## Directions:
Exactly repeat all the records below, omitting the images they hold.

Begin

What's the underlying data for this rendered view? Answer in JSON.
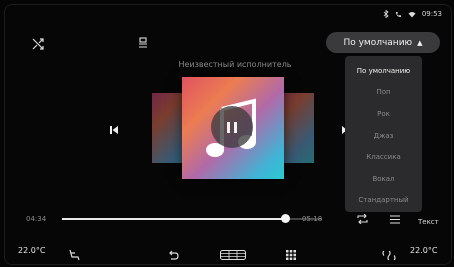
{
  "status_bar": {
    "time": "09:53"
  },
  "preset": {
    "button_label": "По умолчанию",
    "options": [
      {
        "label": "По умолчанию",
        "selected": true
      },
      {
        "label": "Поп",
        "selected": false
      },
      {
        "label": "Рок",
        "selected": false
      },
      {
        "label": "Джаз",
        "selected": false
      },
      {
        "label": "Классика",
        "selected": false
      },
      {
        "label": "Вокал",
        "selected": false
      },
      {
        "label": "Стандартный",
        "selected": false
      }
    ]
  },
  "player": {
    "artist": "Неизвестный исполнитель",
    "elapsed": "04:34",
    "duration": "05:18",
    "progress": 0.86
  },
  "controls": {
    "text_button": "Текст"
  },
  "bottom_bar": {
    "temp_left": "22.0°C",
    "temp_right": "22.0°C"
  },
  "colors": {
    "background": "#050505",
    "menu_bg": "#2b2b2d",
    "button_bg": "#3a3a3c"
  }
}
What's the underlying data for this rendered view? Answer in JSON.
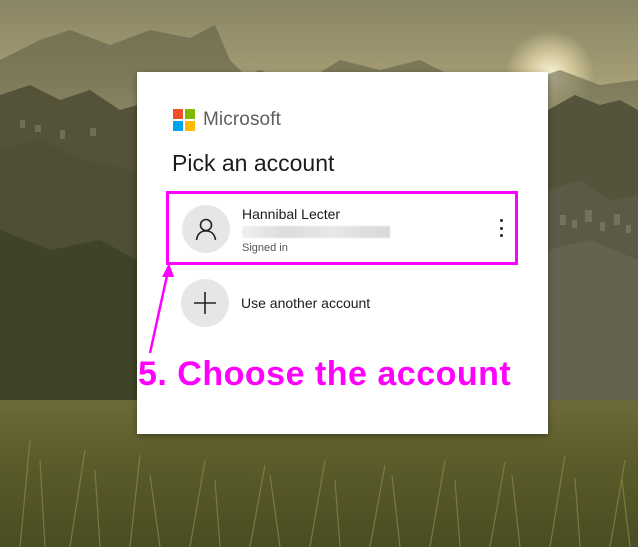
{
  "brand": {
    "name": "Microsoft",
    "colors": {
      "red": "#f25022",
      "green": "#7fba00",
      "blue": "#00a4ef",
      "yellow": "#ffb900"
    }
  },
  "dialog": {
    "title": "Pick an account",
    "accounts": [
      {
        "name": "Hannibal Lecter",
        "status": "Signed in",
        "avatar_icon": "person-icon",
        "menu_icon": "more-vertical-icon"
      }
    ],
    "use_another": {
      "label": "Use another account",
      "icon": "plus-icon"
    }
  },
  "annotation": {
    "text": "5. Choose the account",
    "color": "#ff00ff"
  }
}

End

## Result for this exercise:
What's the underlying data for this rendered view? Answer in JSON.
{
  "status_bar": {
    "time": "09:53"
  },
  "preset": {
    "button_label": "По умолчанию",
    "options": [
      {
        "label": "По умолчанию",
        "selected": true
      },
      {
        "label": "Поп",
        "selected": false
      },
      {
        "label": "Рок",
        "selected": false
      },
      {
        "label": "Джаз",
        "selected": false
      },
      {
        "label": "Классика",
        "selected": false
      },
      {
        "label": "Вокал",
        "selected": false
      },
      {
        "label": "Стандартный",
        "selected": false
      }
    ]
  },
  "player": {
    "artist": "Неизвестный исполнитель",
    "elapsed": "04:34",
    "duration": "05:18",
    "progress": 0.86
  },
  "controls": {
    "text_button": "Текст"
  },
  "bottom_bar": {
    "temp_left": "22.0°C",
    "temp_right": "22.0°C"
  },
  "colors": {
    "background": "#050505",
    "menu_bg": "#2b2b2d",
    "button_bg": "#3a3a3c"
  }
}
What's the underlying data for this rendered view? Answer in JSON.
{
  "brand": {
    "name": "Microsoft",
    "colors": {
      "red": "#f25022",
      "green": "#7fba00",
      "blue": "#00a4ef",
      "yellow": "#ffb900"
    }
  },
  "dialog": {
    "title": "Pick an account",
    "accounts": [
      {
        "name": "Hannibal Lecter",
        "status": "Signed in",
        "avatar_icon": "person-icon",
        "menu_icon": "more-vertical-icon"
      }
    ],
    "use_another": {
      "label": "Use another account",
      "icon": "plus-icon"
    }
  },
  "annotation": {
    "text": "5. Choose the account",
    "color": "#ff00ff"
  }
}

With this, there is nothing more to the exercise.